## BEGIN THE INPUT
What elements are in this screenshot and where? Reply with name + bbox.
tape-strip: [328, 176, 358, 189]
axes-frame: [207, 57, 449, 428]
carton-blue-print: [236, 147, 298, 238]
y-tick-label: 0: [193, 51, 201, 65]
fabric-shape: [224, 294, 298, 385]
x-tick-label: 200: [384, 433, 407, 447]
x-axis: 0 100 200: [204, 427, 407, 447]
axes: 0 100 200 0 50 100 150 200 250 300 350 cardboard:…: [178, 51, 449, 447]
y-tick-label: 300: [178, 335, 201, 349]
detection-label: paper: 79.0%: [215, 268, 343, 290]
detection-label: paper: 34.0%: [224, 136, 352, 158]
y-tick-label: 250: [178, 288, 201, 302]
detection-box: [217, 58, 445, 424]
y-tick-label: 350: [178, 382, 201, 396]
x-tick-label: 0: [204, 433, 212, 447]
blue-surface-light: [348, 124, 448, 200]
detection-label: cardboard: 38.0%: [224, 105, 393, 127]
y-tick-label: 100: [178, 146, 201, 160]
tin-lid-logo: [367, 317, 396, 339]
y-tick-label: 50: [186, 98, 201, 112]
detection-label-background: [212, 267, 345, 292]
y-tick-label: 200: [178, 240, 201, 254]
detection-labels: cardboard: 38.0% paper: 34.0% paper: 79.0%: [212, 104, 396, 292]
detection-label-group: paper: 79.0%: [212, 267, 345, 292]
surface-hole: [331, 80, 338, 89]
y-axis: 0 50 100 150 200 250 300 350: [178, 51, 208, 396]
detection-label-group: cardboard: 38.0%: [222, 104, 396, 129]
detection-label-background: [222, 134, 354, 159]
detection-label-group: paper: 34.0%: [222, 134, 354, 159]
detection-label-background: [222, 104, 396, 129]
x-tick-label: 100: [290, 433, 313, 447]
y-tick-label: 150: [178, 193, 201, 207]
## END THE INPUT
## BEGIN THE INPUT
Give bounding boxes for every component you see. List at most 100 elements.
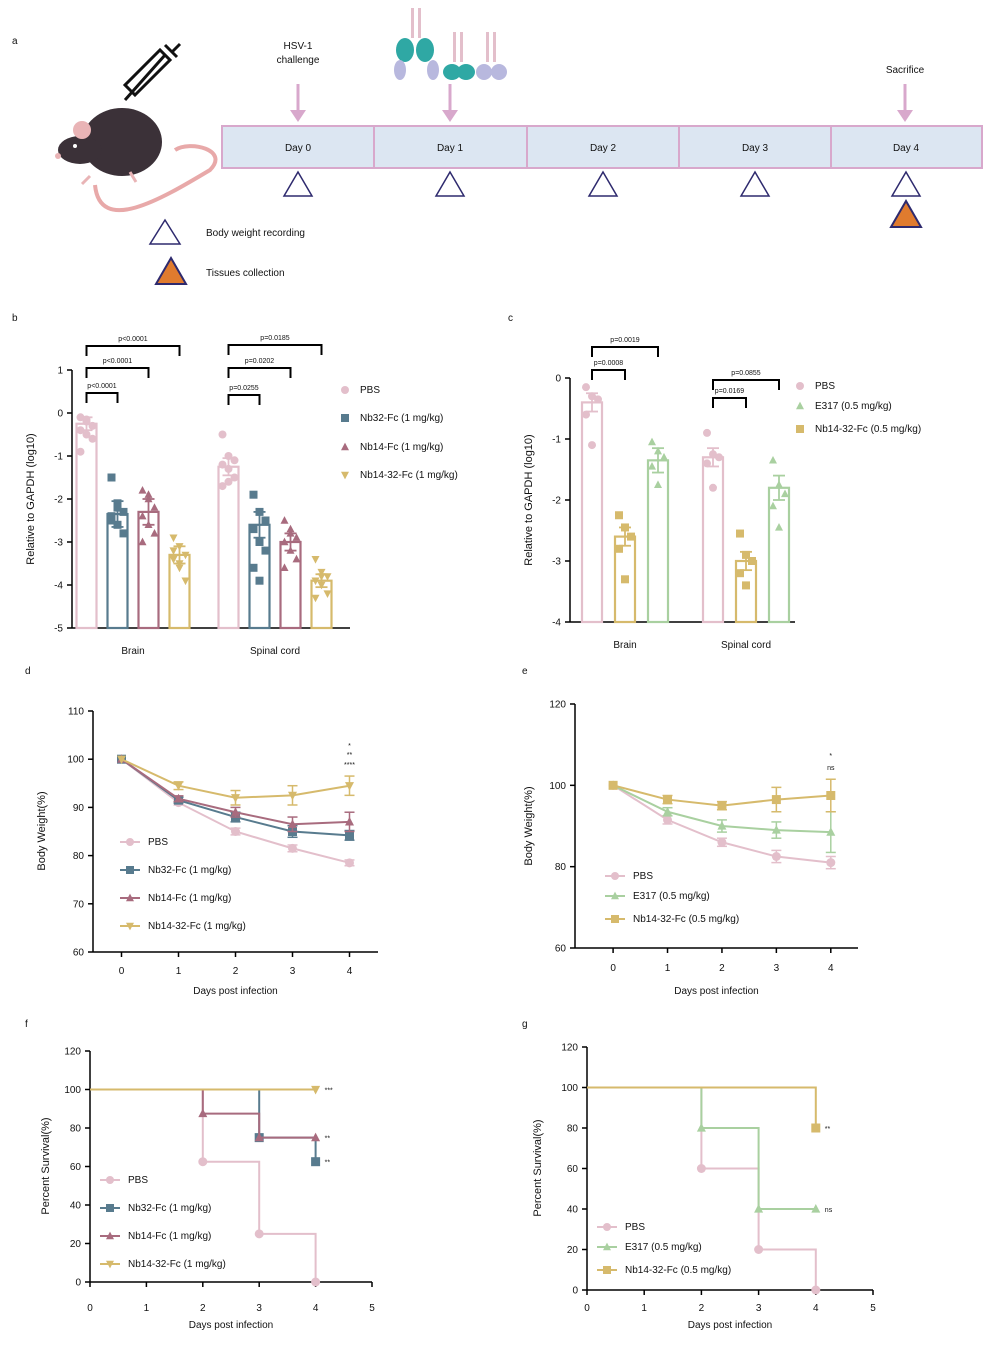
## END THE INPUT
### SHORT EXERCISE:
Arrange the lines of the records from the one containing "What elements are" through the one containing "y-tick-label: 200: [178, 240, 201, 254]" as a Markdown table with the columns Row and Line. Number each row and leave out blank lines.

### SOLUTION:
| Row | Line |
|---|---|
| 1 | What elements are in this screenshot and where? Reply with name + bbox. |
| 2 | tape-strip: [328, 176, 358, 189] |
| 3 | axes-frame: [207, 57, 449, 428] |
| 4 | carton-blue-print: [236, 147, 298, 238] |
| 5 | y-tick-label: 0: [193, 51, 201, 65] |
| 6 | fabric-shape: [224, 294, 298, 385] |
| 7 | x-tick-label: 200: [384, 433, 407, 447] |
| 8 | x-axis: 0 100 200: [204, 427, 407, 447] |
| 9 | axes: 0 100 200 0 50 100 150 200 250 300 350 cardboard:…: [178, 51, 449, 447] |
| 10 | y-tick-label: 300: [178, 335, 201, 349] |
| 11 | detection-label: paper: 79.0%: [215, 268, 343, 290] |
| 12 | detection-label: paper: 34.0%: [224, 136, 352, 158] |
| 13 | y-tick-label: 250: [178, 288, 201, 302] |
| 14 | detection-box: [217, 58, 445, 424] |
| 15 | y-tick-label: 350: [178, 382, 201, 396] |
| 16 | x-tick-label: 0: [204, 433, 212, 447] |
| 17 | blue-surface-light: [348, 124, 448, 200] |
| 18 | detection-label: cardboard: 38.0%: [224, 105, 393, 127] |
| 19 | y-tick-label: 100: [178, 146, 201, 160] |
| 20 | tin-lid-logo: [367, 317, 396, 339] |
| 21 | y-tick-label: 50: [186, 98, 201, 112] |
| 22 | detection-label-background: [212, 267, 345, 292] |
| 23 | y-tick-label: 200: [178, 240, 201, 254] |